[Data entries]
----

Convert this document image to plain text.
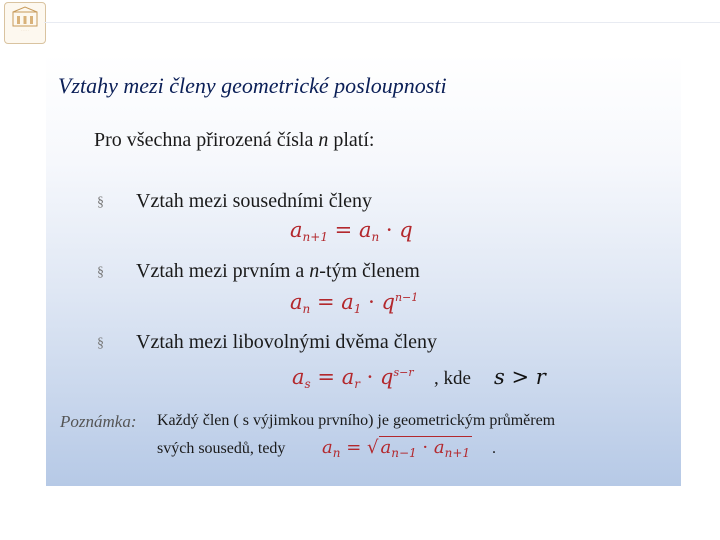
· · · · ·
Vztahy mezi členy geometrické posloupnosti
Pro všechna přirozená čísla n platí:
§ Vztah mezi sousedními členy
$a_{n+1} = a_n \cdot q$
§ Vztah mezi prvním a n-tým členem
$a_n = a_1 \cdot q^{n-1}$
§ Vztah mezi libovolnými dvěma členy
$a_s = a_r \cdot q^{s-r}$ , kde s > r
Poznámka: Každý člen ( s výjimkou prvního) je geometrickým průměrem
svých sousedů, tedy $a_n$ = √ $a_{n-1} \cdot a_{n+1}$ .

----

Extract all the data above exactly, excluding every picture.

Convert this document image to plain text.
· · · · ·
Vztahy mezi členy geometrické posloupnosti
Pro všechna přirozená čísla n platí:
§ Vztah mezi sousedními členy
$a_{n+1} = a_n \cdot q$
§ Vztah mezi prvním a n-tým členem
$a_n = a_1 \cdot q^{n-1}$
§ Vztah mezi libovolnými dvěma členy
$a_s = a_r \cdot q^{s-r}$ , kde s > r
Poznámka: Každý člen ( s výjimkou prvního) je geometrickým průměrem
svých sousedů, tedy $a_n$ = √ $a_{n-1} \cdot a_{n+1}$ .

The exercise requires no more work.